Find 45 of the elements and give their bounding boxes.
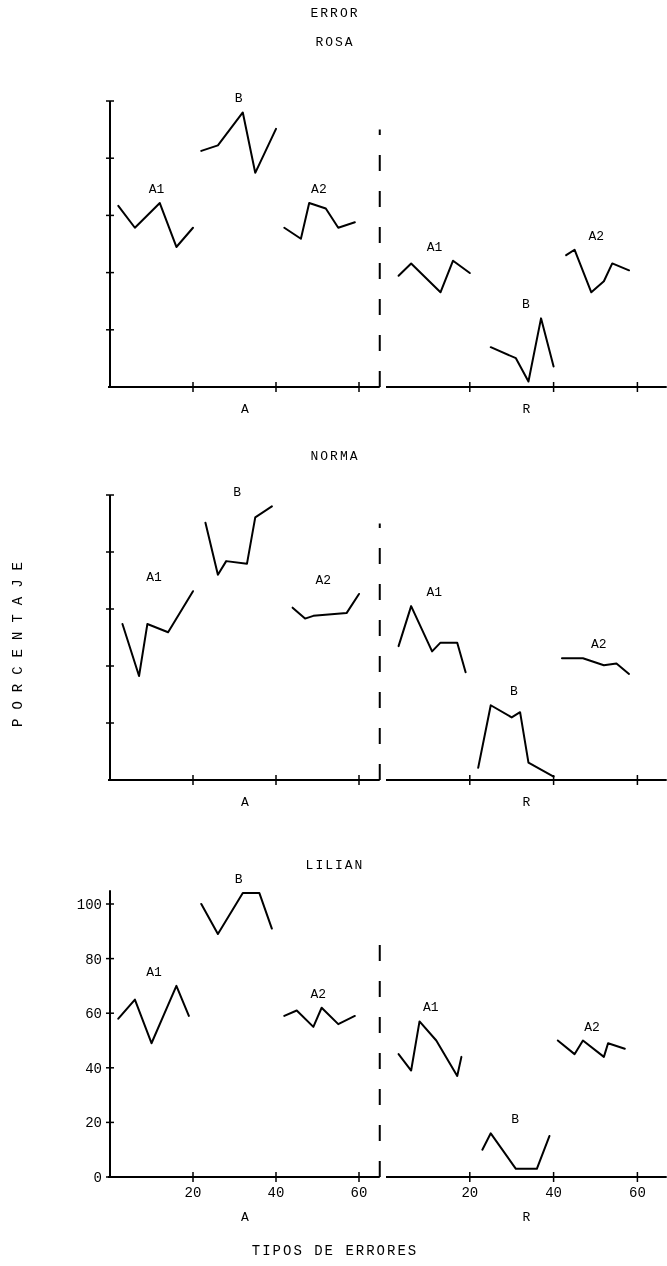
text: A1 xyxy=(146,570,162,586)
line-series xyxy=(283,1006,356,1028)
chart-title: LILIAN xyxy=(305,858,365,873)
series-label: B xyxy=(509,684,518,700)
y-tick-label: 60 xyxy=(85,1006,102,1023)
x-tick-label: 20 xyxy=(461,1185,479,1201)
series-label: A1 xyxy=(146,964,162,980)
series-label: B xyxy=(522,297,531,313)
y-tick-label: 20 xyxy=(85,1115,102,1132)
series-label: A1 xyxy=(422,1000,439,1016)
chart-subtitle: ROSA xyxy=(315,35,355,50)
x-tick-label: 60 xyxy=(350,1185,368,1201)
y-tick-label: 80 xyxy=(85,951,102,968)
chart-title: NORMA xyxy=(310,449,360,464)
x-axis-title: A xyxy=(240,402,249,417)
x-tick-label: 40 xyxy=(267,1185,285,1201)
line-series xyxy=(200,892,273,936)
x-axis-title: R xyxy=(522,402,531,417)
series-label: A1 xyxy=(148,182,165,198)
series-label: A2 xyxy=(588,228,604,244)
series-label: A2 xyxy=(311,182,327,198)
x-tick-label: 20 xyxy=(184,1185,202,1201)
series-label: B xyxy=(234,872,243,888)
x-axis-title: R xyxy=(522,1210,531,1225)
series-label: B xyxy=(234,91,243,107)
series-label: A1 xyxy=(426,239,443,255)
series-label: A2 xyxy=(584,1019,600,1035)
line-series xyxy=(117,984,190,1045)
text: TIPOS DE ERRORES xyxy=(251,1243,419,1259)
series-label: B xyxy=(233,485,242,501)
x-axis-title: A xyxy=(240,795,249,810)
series-label: B xyxy=(511,1112,520,1128)
text: A2 xyxy=(315,572,332,588)
series-label: A2 xyxy=(591,637,607,653)
x-axis-title: R xyxy=(522,795,531,810)
x-axis-title: A xyxy=(240,1210,249,1225)
y-tick-label: 100 xyxy=(76,897,102,913)
chart-title: ERROR xyxy=(310,6,360,21)
y-tick-label: 40 xyxy=(85,1060,102,1077)
x-tick-label: 40 xyxy=(545,1185,563,1201)
y-tick-label: 0 xyxy=(93,1170,102,1186)
series-label: A2 xyxy=(310,986,326,1002)
series-label: A1 xyxy=(426,585,443,601)
text: PORCENTAJE xyxy=(10,552,26,728)
x-tick-label: 60 xyxy=(628,1185,646,1201)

> **DIRECTIVE**
Please output the lines of the material above as a JSON list of strings, one string per line, from the line with "text: A1 xyxy=(146,570,162,586)" up to and including the line with "x-tick-label: 20 xyxy=(461,1185,479,1201)".

> **ANSWER FOR THE TASK**
[
  "text: A1 xyxy=(146,570,162,586)",
  "line-series xyxy=(283,1006,356,1028)",
  "chart-title: LILIAN xyxy=(305,858,365,873)",
  "series-label: B xyxy=(509,684,518,700)",
  "y-tick-label: 60 xyxy=(85,1006,102,1023)",
  "x-tick-label: 20 xyxy=(461,1185,479,1201)"
]